→ Task prompt: Print all records exactly, leaving nothing out.

→ The input:
+-------+

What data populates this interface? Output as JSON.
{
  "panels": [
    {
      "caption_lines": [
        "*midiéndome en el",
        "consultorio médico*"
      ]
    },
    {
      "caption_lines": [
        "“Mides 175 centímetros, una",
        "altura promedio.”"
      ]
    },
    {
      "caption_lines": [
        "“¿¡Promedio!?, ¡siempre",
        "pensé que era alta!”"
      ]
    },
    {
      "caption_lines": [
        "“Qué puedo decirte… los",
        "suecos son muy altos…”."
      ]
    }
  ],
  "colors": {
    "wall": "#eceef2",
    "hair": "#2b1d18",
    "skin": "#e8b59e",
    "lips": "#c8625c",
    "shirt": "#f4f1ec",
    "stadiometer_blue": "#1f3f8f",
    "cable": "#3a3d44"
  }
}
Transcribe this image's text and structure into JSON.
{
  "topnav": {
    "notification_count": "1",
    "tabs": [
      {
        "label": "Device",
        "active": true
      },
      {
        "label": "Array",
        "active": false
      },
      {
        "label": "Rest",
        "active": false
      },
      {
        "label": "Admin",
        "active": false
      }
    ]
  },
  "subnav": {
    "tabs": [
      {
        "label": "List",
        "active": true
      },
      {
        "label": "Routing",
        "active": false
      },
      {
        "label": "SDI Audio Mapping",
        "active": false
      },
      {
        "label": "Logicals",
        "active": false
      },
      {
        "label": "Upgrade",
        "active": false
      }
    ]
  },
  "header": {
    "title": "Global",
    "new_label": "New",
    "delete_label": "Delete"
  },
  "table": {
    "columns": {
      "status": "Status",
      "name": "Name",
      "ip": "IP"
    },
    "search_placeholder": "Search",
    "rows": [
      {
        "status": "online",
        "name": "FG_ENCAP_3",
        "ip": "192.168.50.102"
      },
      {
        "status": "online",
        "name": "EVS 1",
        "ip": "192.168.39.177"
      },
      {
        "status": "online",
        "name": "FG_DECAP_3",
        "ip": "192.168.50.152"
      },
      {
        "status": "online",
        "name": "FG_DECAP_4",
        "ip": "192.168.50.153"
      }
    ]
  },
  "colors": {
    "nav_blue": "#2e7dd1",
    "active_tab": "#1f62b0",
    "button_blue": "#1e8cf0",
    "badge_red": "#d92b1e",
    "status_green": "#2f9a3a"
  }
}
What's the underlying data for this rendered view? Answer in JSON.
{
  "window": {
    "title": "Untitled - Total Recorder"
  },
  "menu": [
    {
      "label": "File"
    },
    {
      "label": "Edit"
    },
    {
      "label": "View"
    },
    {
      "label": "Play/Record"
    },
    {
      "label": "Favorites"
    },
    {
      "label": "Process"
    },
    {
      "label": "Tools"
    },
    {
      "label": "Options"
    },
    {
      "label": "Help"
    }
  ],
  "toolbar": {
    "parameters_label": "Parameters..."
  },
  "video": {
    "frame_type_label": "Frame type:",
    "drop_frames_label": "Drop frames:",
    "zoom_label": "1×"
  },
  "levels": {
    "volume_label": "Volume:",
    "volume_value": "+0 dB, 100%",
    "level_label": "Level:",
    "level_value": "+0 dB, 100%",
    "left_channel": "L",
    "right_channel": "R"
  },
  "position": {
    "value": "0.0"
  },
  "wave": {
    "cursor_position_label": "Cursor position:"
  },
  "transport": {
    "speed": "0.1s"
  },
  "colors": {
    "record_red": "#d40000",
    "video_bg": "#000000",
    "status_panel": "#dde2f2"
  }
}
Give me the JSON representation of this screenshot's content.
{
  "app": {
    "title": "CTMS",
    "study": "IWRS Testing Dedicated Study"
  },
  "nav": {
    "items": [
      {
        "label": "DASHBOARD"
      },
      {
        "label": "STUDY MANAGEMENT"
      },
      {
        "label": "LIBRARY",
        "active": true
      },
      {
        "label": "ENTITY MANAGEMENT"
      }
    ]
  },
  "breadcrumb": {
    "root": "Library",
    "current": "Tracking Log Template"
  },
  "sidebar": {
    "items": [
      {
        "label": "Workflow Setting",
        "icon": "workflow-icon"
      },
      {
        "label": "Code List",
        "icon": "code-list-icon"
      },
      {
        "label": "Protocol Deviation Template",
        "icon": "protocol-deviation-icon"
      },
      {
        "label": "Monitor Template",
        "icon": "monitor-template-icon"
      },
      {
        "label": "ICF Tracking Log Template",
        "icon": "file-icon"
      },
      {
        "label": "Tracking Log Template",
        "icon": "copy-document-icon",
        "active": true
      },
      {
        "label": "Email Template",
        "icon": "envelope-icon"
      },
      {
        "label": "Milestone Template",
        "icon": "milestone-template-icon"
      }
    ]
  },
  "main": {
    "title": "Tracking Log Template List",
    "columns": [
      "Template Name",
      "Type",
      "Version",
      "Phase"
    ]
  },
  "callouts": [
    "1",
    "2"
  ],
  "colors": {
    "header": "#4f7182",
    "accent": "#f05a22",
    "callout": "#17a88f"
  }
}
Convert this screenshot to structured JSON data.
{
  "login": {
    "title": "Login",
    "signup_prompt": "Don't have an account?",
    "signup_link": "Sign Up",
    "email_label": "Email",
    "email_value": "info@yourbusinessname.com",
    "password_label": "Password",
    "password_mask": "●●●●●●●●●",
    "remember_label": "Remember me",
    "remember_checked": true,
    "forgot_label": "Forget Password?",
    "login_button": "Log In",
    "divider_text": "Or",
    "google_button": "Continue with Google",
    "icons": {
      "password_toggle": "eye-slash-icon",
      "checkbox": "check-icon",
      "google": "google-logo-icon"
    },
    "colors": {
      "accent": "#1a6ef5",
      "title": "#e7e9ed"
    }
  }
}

+-------+

→ Solution:
What data populates this interface? Output as JSON.
{
  "panels": [
    {
      "caption_lines": [
        "*midiéndome en el",
        "consultorio médico*"
      ]
    },
    {
      "caption_lines": [
        "“Mides 175 centímetros, una",
        "altura promedio.”"
      ]
    },
    {
      "caption_lines": [
        "“¿¡Promedio!?, ¡siempre",
        "pensé que era alta!”"
      ]
    },
    {
      "caption_lines": [
        "“Qué puedo decirte… los",
        "suecos son muy altos…”."
      ]
    }
  ],
  "colors": {
    "wall": "#eceef2",
    "hair": "#2b1d18",
    "skin": "#e8b59e",
    "lips": "#c8625c",
    "shirt": "#f4f1ec",
    "stadiometer_blue": "#1f3f8f",
    "cable": "#3a3d44"
  }
}
Transcribe this image's text and structure into JSON.
{
  "topnav": {
    "notification_count": "1",
    "tabs": [
      {
        "label": "Device",
        "active": true
      },
      {
        "label": "Array",
        "active": false
      },
      {
        "label": "Rest",
        "active": false
      },
      {
        "label": "Admin",
        "active": false
      }
    ]
  },
  "subnav": {
    "tabs": [
      {
        "label": "List",
        "active": true
      },
      {
        "label": "Routing",
        "active": false
      },
      {
        "label": "SDI Audio Mapping",
        "active": false
      },
      {
        "label": "Logicals",
        "active": false
      },
      {
        "label": "Upgrade",
        "active": false
      }
    ]
  },
  "header": {
    "title": "Global",
    "new_label": "New",
    "delete_label": "Delete"
  },
  "table": {
    "columns": {
      "status": "Status",
      "name": "Name",
      "ip": "IP"
    },
    "search_placeholder": "Search",
    "rows": [
      {
        "status": "online",
        "name": "FG_ENCAP_3",
        "ip": "192.168.50.102"
      },
      {
        "status": "online",
        "name": "EVS 1",
        "ip": "192.168.39.177"
      },
      {
        "status": "online",
        "name": "FG_DECAP_3",
        "ip": "192.168.50.152"
      },
      {
        "status": "online",
        "name": "FG_DECAP_4",
        "ip": "192.168.50.153"
      }
    ]
  },
  "colors": {
    "nav_blue": "#2e7dd1",
    "active_tab": "#1f62b0",
    "button_blue": "#1e8cf0",
    "badge_red": "#d92b1e",
    "status_green": "#2f9a3a"
  }
}
What's the underlying data for this rendered view? Answer in JSON.
{
  "window": {
    "title": "Untitled - Total Recorder"
  },
  "menu": [
    {
      "label": "File"
    },
    {
      "label": "Edit"
    },
    {
      "label": "View"
    },
    {
      "label": "Play/Record"
    },
    {
      "label": "Favorites"
    },
    {
      "label": "Process"
    },
    {
      "label": "Tools"
    },
    {
      "label": "Options"
    },
    {
      "label": "Help"
    }
  ],
  "toolbar": {
    "parameters_label": "Parameters..."
  },
  "video": {
    "frame_type_label": "Frame type:",
    "drop_frames_label": "Drop frames:",
    "zoom_label": "1×"
  },
  "levels": {
    "volume_label": "Volume:",
    "volume_value": "+0 dB, 100%",
    "level_label": "Level:",
    "level_value": "+0 dB, 100%",
    "left_channel": "L",
    "right_channel": "R"
  },
  "position": {
    "value": "0.0"
  },
  "wave": {
    "cursor_position_label": "Cursor position:"
  },
  "transport": {
    "speed": "0.1s"
  },
  "colors": {
    "record_red": "#d40000",
    "video_bg": "#000000",
    "status_panel": "#dde2f2"
  }
}
Give me the JSON representation of this screenshot's content.
{
  "app": {
    "title": "CTMS",
    "study": "IWRS Testing Dedicated Study"
  },
  "nav": {
    "items": [
      {
        "label": "DASHBOARD"
      },
      {
        "label": "STUDY MANAGEMENT"
      },
      {
        "label": "LIBRARY",
        "active": true
      },
      {
        "label": "ENTITY MANAGEMENT"
      }
    ]
  },
  "breadcrumb": {
    "root": "Library",
    "current": "Tracking Log Template"
  },
  "sidebar": {
    "items": [
      {
        "label": "Workflow Setting",
        "icon": "workflow-icon"
      },
      {
        "label": "Code List",
        "icon": "code-list-icon"
      },
      {
        "label": "Protocol Deviation Template",
        "icon": "protocol-deviation-icon"
      },
      {
        "label": "Monitor Template",
        "icon": "monitor-template-icon"
      },
      {
        "label": "ICF Tracking Log Template",
        "icon": "file-icon"
      },
      {
        "label": "Tracking Log Template",
        "icon": "copy-document-icon",
        "active": true
      },
      {
        "label": "Email Template",
        "icon": "envelope-icon"
      },
      {
        "label": "Milestone Template",
        "icon": "milestone-template-icon"
      }
    ]
  },
  "main": {
    "title": "Tracking Log Template List",
    "columns": [
      "Template Name",
      "Type",
      "Version",
      "Phase"
    ]
  },
  "callouts": [
    "1",
    "2"
  ],
  "colors": {
    "header": "#4f7182",
    "accent": "#f05a22",
    "callout": "#17a88f"
  }
}
Convert this screenshot to structured JSON data.
{
  "login": {
    "title": "Login",
    "signup_prompt": "Don't have an account?",
    "signup_link": "Sign Up",
    "email_label": "Email",
    "email_value": "info@yourbusinessname.com",
    "password_label": "Password",
    "password_mask": "●●●●●●●●●",
    "remember_label": "Remember me",
    "remember_checked": true,
    "forgot_label": "Forget Password?",
    "login_button": "Log In",
    "divider_text": "Or",
    "google_button": "Continue with Google",
    "icons": {
      "password_toggle": "eye-slash-icon",
      "checkbox": "check-icon",
      "google": "google-logo-icon"
    },
    "colors": {
      "accent": "#1a6ef5",
      "title": "#e7e9ed"
    }
  }
}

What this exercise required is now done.